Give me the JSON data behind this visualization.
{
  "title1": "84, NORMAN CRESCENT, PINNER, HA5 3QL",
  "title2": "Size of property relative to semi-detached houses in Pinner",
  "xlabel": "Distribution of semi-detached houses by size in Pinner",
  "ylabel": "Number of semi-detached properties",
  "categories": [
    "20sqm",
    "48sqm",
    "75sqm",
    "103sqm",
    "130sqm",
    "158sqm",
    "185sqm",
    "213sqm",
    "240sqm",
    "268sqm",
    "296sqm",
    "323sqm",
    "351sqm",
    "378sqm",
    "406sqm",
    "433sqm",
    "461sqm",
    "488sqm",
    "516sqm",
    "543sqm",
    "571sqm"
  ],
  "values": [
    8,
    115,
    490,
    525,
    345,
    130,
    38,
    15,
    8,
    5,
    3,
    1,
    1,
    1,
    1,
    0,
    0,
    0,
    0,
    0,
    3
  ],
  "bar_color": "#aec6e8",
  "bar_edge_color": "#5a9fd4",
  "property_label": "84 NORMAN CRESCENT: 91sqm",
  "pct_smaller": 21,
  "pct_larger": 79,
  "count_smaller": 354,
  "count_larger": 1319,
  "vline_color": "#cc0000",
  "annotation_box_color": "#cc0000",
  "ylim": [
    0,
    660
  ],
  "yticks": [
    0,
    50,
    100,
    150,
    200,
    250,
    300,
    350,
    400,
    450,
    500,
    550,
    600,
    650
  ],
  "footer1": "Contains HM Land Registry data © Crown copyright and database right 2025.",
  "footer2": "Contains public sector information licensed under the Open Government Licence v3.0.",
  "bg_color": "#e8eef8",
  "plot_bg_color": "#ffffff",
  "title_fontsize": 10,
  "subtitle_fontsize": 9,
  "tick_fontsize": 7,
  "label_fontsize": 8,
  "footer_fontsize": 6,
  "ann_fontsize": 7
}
= = = = =
Each line above that holds the string "semi" should be copied and shown.

  "title2": "Size of property relative to semi-detached houses in Pinner",
  "xlabel": "Distribution of semi-detached houses by size in Pinner",
  "ylabel": "Number of semi-detached properties",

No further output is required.